WORK ITEM
Whenever a line in the data contains "Collection", show that line.

** ENTRIES PROVIDED follows **

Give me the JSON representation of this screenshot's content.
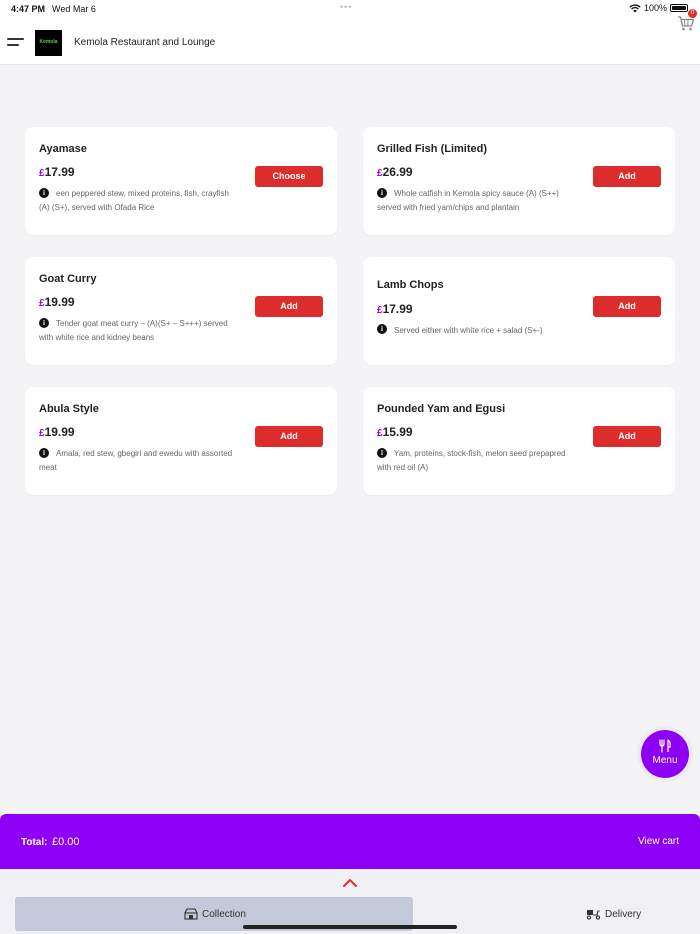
{
  "status_bar": {
    "time": "4:47 PM",
    "date": "Wed Mar 6",
    "battery": "100%"
  },
  "header": {
    "logo_text": "Kemola",
    "title": "Kemola Restaurant and Lounge",
    "cart_count": "0"
  },
  "items": [
    {
      "name": "Ayamase",
      "currency": "£",
      "price": "17.99",
      "description": "een peppered stew, mixed proteins, fish, crayfish (A) (S+), served with Ofada Rice",
      "button": "Choose"
    },
    {
      "name": "Grilled Fish (Limited)",
      "currency": "£",
      "price": "26.99",
      "description": "Whole catfish in Kemola spicy sauce (A) (S++) served with fried yam/chips and plantain",
      "button": "Add"
    },
    {
      "name": "Goat Curry",
      "currency": "£",
      "price": "19.99",
      "description": "Tender goat meat curry – (A)(S+ – S+++) served with white rice and kidney beans",
      "button": "Add"
    },
    {
      "name": "Lamb Chops",
      "currency": "£",
      "price": "17.99",
      "description": "Served either with white rice + salad (S+-)",
      "button": "Add"
    },
    {
      "name": "Abula Style",
      "currency": "£",
      "price": "19.99",
      "description": "Amala, red stew, gbegiri and ewedu with assorted meat",
      "button": "Add"
    },
    {
      "name": "Pounded Yam and Egusi",
      "currency": "£",
      "price": "15.99",
      "description": "Yam, proteins, stock-fish, melon seed prepapred with red oil (A)",
      "button": "Add"
    }
  ],
  "menu_fab": {
    "label": "Menu",
    "icon": "fork-knife-icon"
  },
  "cart_bar": {
    "total_label": "Total:",
    "total_value": "£0.00",
    "view_cart": "View cart"
  },
  "order_modes": {
    "collection": "Collection",
    "delivery": "Delivery",
    "selected": "Collection"
  },
  "colors": {
    "accent": "#8e00f5",
    "button_red": "#dc2c2c",
    "background": "#f4f4f6"
  }
}
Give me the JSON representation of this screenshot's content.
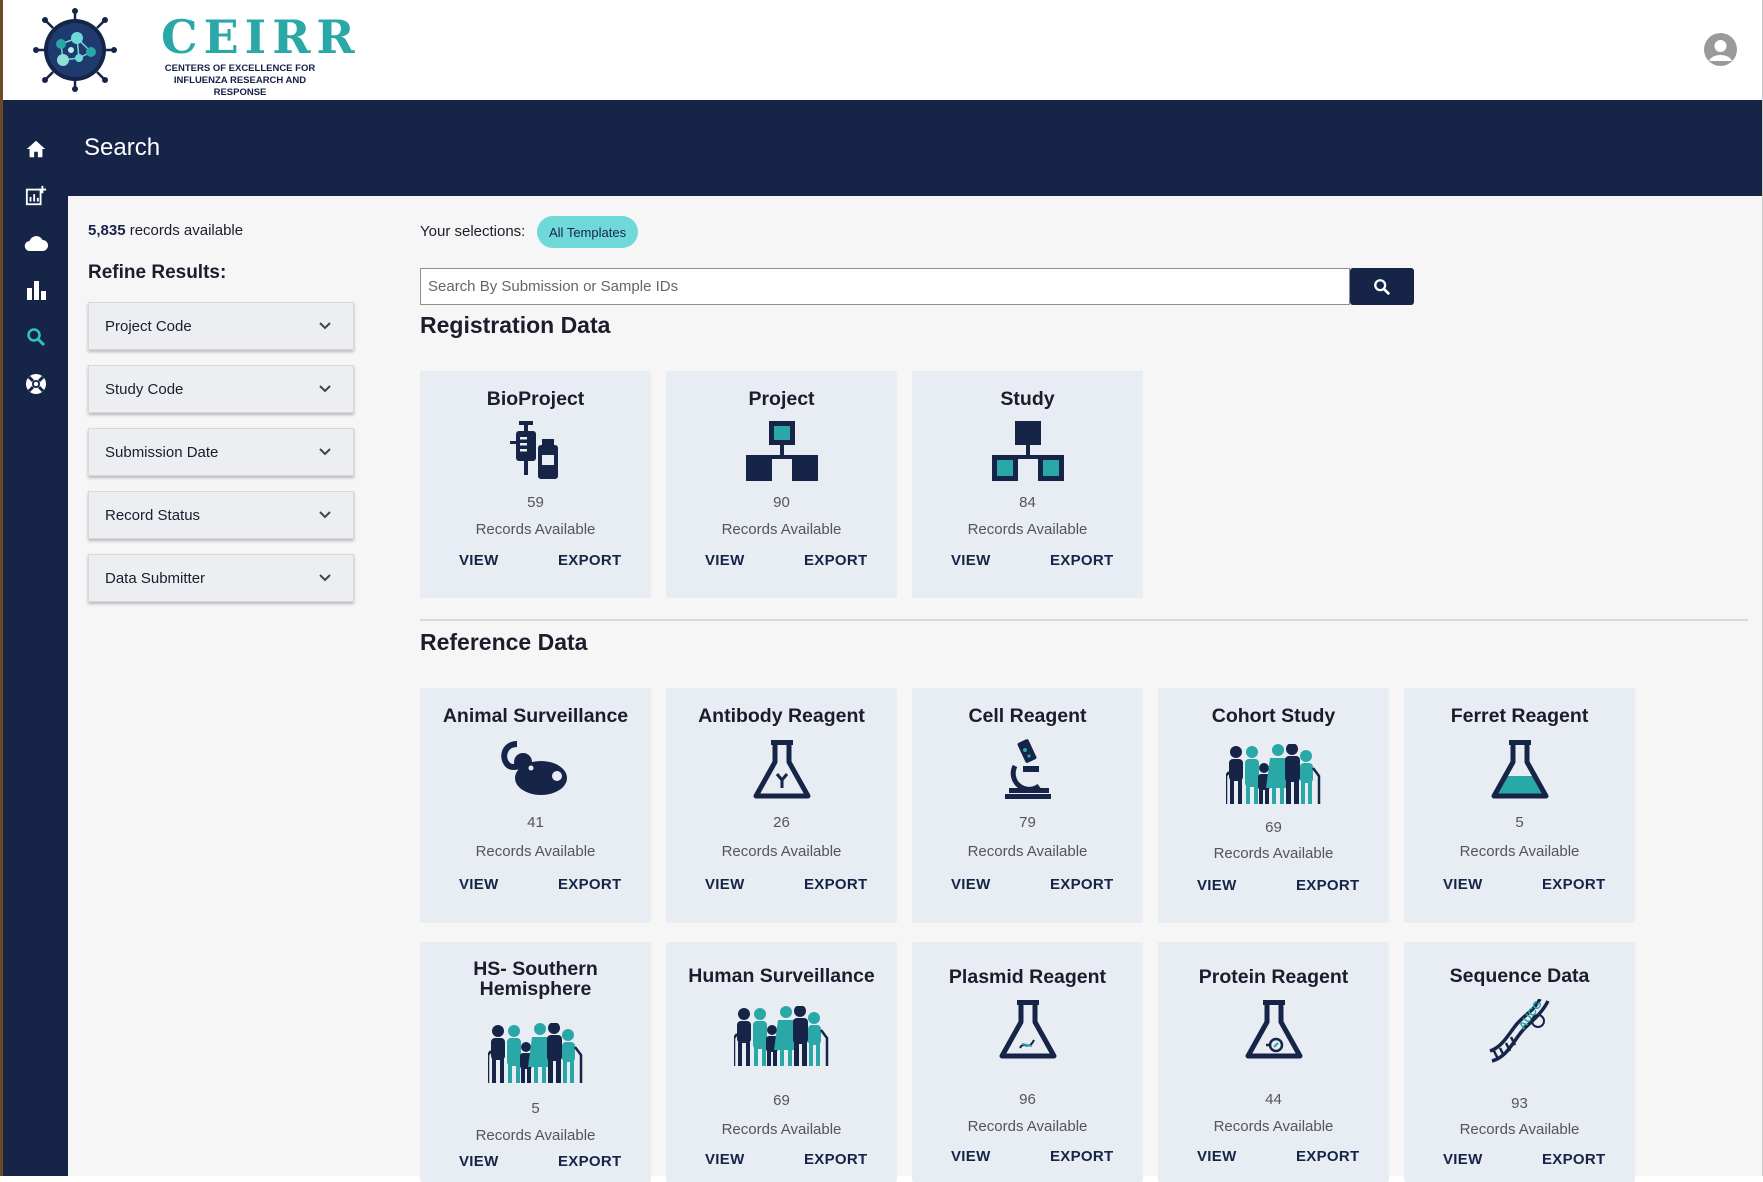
{
  "header": {
    "logo_title": "CEIRR",
    "logo_subtitle_line1": "CENTERS OF EXCELLENCE FOR",
    "logo_subtitle_line2": "INFLUENZA RESEARCH AND RESPONSE"
  },
  "page": {
    "title": "Search"
  },
  "sidebar": {
    "items": [
      "home-icon",
      "report-add-icon",
      "cloud-icon",
      "bar-chart-icon",
      "search-icon",
      "support-icon"
    ]
  },
  "refine": {
    "records_number": "5,835",
    "records_suffix": " records available",
    "title": "Refine Results:",
    "filters": [
      "Project Code",
      "Study Code",
      "Submission Date",
      "Record Status",
      "Data Submitter"
    ]
  },
  "selections": {
    "label": "Your selections:",
    "chip": "All Templates"
  },
  "search": {
    "placeholder": "Search By Submission or Sample IDs"
  },
  "registration": {
    "title": "Registration Data",
    "cards": [
      {
        "title": "BioProject",
        "count": "59",
        "icon": "syringe-vial-icon"
      },
      {
        "title": "Project",
        "count": "90",
        "icon": "hierarchy-icon"
      },
      {
        "title": "Study",
        "count": "84",
        "icon": "hierarchy-icon"
      }
    ]
  },
  "reference": {
    "title": "Reference Data",
    "cards": [
      {
        "title": "Animal Surveillance",
        "count": "41",
        "icon": "mouse-icon"
      },
      {
        "title": "Antibody Reagent",
        "count": "26",
        "icon": "flask-antibody-icon"
      },
      {
        "title": "Cell Reagent",
        "count": "79",
        "icon": "microscope-icon"
      },
      {
        "title": "Cohort Study",
        "count": "69",
        "icon": "family-icon"
      },
      {
        "title": "Ferret Reagent",
        "count": "5",
        "icon": "flask-filled-icon"
      },
      {
        "title_line1": "HS- Southern",
        "title_line2": "Hemisphere",
        "count": "5",
        "icon": "family-icon"
      },
      {
        "title": "Human Surveillance",
        "count": "69",
        "icon": "family-icon"
      },
      {
        "title": "Plasmid Reagent",
        "count": "96",
        "icon": "flask-plasmid-icon"
      },
      {
        "title": "Protein Reagent",
        "count": "44",
        "icon": "flask-protein-icon"
      },
      {
        "title": "Sequence Data",
        "count": "93",
        "icon": "dna-icon"
      }
    ]
  },
  "card_labels": {
    "records_available": "Records Available",
    "view": "VIEW",
    "export": "EXPORT"
  },
  "colors": {
    "navy": "#162448",
    "teal": "#2aa8a8",
    "chip": "#6fd9d9",
    "card": "#e8ecf3"
  }
}
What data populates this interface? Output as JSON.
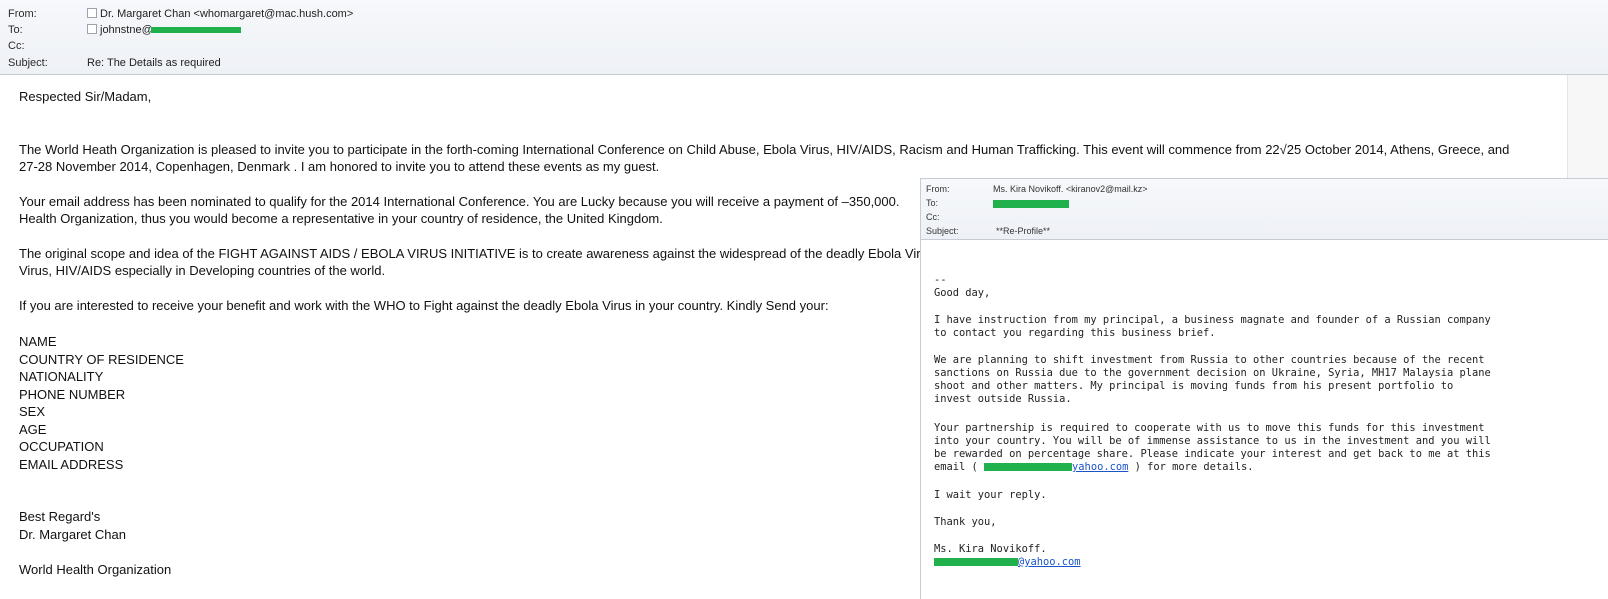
{
  "main_email": {
    "header": {
      "from_label": "From:",
      "from_value": "Dr. Margaret Chan <whomargaret@mac.hush.com>",
      "to_label": "To:",
      "to_value": "johnstne@",
      "cc_label": "Cc:",
      "subject_label": "Subject:",
      "subject_value": "Re: The Details as required"
    },
    "body": {
      "greeting": "Respected Sir/Madam,",
      "p1_line1": "The World Heath Organization is pleased to invite you to participate in the forth-coming International Conference on Child Abuse, Ebola Virus, HIV/AIDS, Racism and Human Trafficking. This event will commence from   22√25 October 2014, Athens, Greece, and",
      "p1_line2": "27-28 November 2014, Copenhagen, Denmark . I am honored to invite you to attend these events as my guest.",
      "p2_line1": "Your email address has been nominated to qualify for the 2014 International Conference. You are Lucky because you will receive a payment of –350,000.",
      "p2_line2": "Health Organization, thus you would become a representative in your country of residence, the United Kingdom.",
      "p3_line1": "The original scope and idea of the FIGHT AGAINST AIDS / EBOLA VIRUS INITIATIVE is to create awareness against the widespread of the deadly Ebola Viru",
      "p3_line2": "Virus, HIV/AIDS especially in Developing countries of the world.",
      "p4": "If you are interested to receive your benefit and work with the WHO to Fight against the deadly Ebola Virus in your country. Kindly Send your:",
      "fields": [
        "NAME",
        "COUNTRY OF RESIDENCE",
        "NATIONALITY",
        "PHONE NUMBER",
        "SEX",
        "AGE",
        "OCCUPATION",
        "EMAIL ADDRESS"
      ],
      "closing": "Best Regard's",
      "signature_name": "Dr. Margaret Chan",
      "signature_org": "World Health Organization"
    }
  },
  "overlay_email": {
    "header": {
      "from_label": "From:",
      "from_value": "Ms. Kira Novikoff. <kiranov2@mail.kz>",
      "to_label": "To:",
      "cc_label": "Cc:",
      "subject_label": "Subject:",
      "subject_value": "**Re-Profile**"
    },
    "body": {
      "sep": "--",
      "greeting": "Good day,",
      "p1_line1": "I have instruction from my principal, a business magnate and founder of a Russian company",
      "p1_line2": "to contact you regarding this business brief.",
      "p2_line1": "We are planning to shift investment from Russia to other countries because of the recent",
      "p2_line2": "sanctions on Russia due to the government decision on Ukraine, Syria, MH17 Malaysia plane",
      "p2_line3": "shoot and other matters. My principal is moving funds from his present portfolio to",
      "p2_line4": "invest outside Russia.",
      "p3_line1": "Your partnership is required to cooperate with us to move this funds for this investment",
      "p3_line2": "into your country. You will be of immense assistance to us in the investment and you will",
      "p3_line3": "be rewarded on percentage share. Please indicate your interest and get back to me at this",
      "p3_line4_prefix": "email ( ",
      "p3_line4_link": "yahoo.com",
      "p3_line4_suffix": " ) for more details.",
      "p4": "I wait your reply.",
      "thanks": "Thank you,",
      "signature_name": "Ms. Kira Novikoff.",
      "signature_email": "@yahoo.com"
    }
  },
  "colors": {
    "redaction": "#21b14c",
    "link": "#1a55c8",
    "header_bg": "#eef1f6"
  }
}
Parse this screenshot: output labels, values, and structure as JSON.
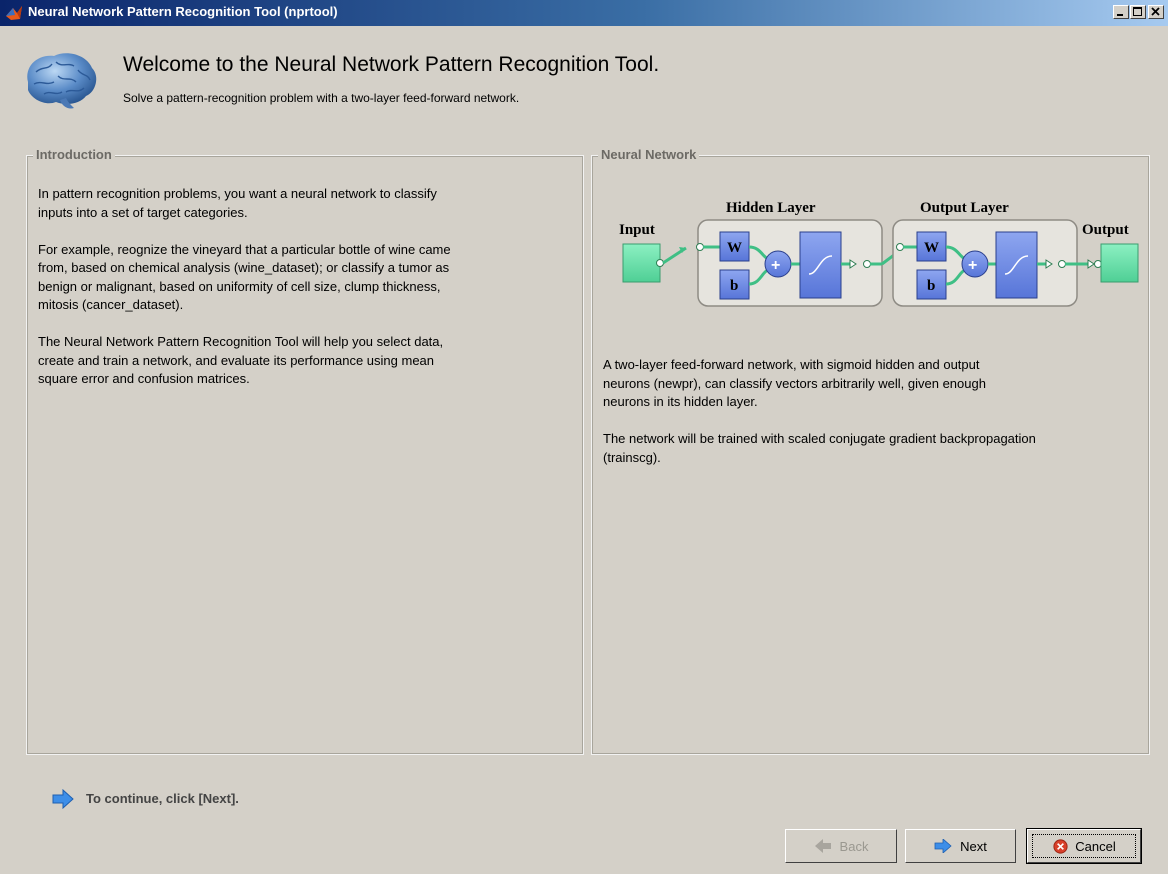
{
  "window": {
    "title": "Neural Network Pattern Recognition Tool (nprtool)",
    "app_icon": "matlab-logo-icon",
    "controls": [
      "minimize-icon",
      "maximize-icon",
      "close-icon"
    ]
  },
  "header": {
    "icon": "brain-icon",
    "title": "Welcome to the Neural Network Pattern Recognition Tool.",
    "subtitle": "Solve a pattern-recognition problem with a two-layer feed-forward network."
  },
  "introduction": {
    "title": "Introduction",
    "paragraphs": [
      [
        "In pattern recognition problems, you want a neural network to classify",
        "inputs into a set of target categories."
      ],
      [
        "For example, reognize the vineyard that a particular bottle of wine came",
        "from, based on chemical analysis (wine_dataset); or classify a tumor as",
        "benign or malignant, based on uniformity of cell size, clump thickness,",
        "mitosis (cancer_dataset)."
      ],
      [
        "The Neural Network Pattern Recognition Tool will help you select data,",
        "create and train a network, and evaluate its performance using mean",
        "square error and confusion matrices."
      ]
    ]
  },
  "neural_network": {
    "title": "Neural Network",
    "diagram": {
      "input_label": "Input",
      "hidden_label": "Hidden Layer",
      "output_layer_label": "Output Layer",
      "output_label": "Output",
      "weight_symbol": "W",
      "bias_symbol": "b",
      "sum_symbol": "+"
    },
    "paragraphs": [
      [
        "A two-layer feed-forward network, with sigmoid hidden and output",
        "neurons (newpr), can classify vectors arbitrarily well, given enough",
        "neurons in its hidden layer."
      ],
      [
        "The network will be trained with scaled conjugate gradient backpropagation",
        "(trainscg)."
      ]
    ]
  },
  "footer": {
    "hint_icon": "arrow-right-icon",
    "hint": "To continue, click [Next].",
    "back_label": "Back",
    "next_label": "Next",
    "cancel_label": "Cancel"
  },
  "colors": {
    "window_bg": "#d4d0c8",
    "title_start": "#0a246a",
    "title_end": "#a6caf0",
    "node_green": "#66e0a8",
    "block_blue": "#5f7de0",
    "arrow_blue": "#3d8ee8",
    "cancel_red": "#d8402a"
  }
}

** End of ENTRIES PROVIDED **

RESPONSE TO THIS EXERCISE
    "collection": "Collection",
    "selected": "Collection"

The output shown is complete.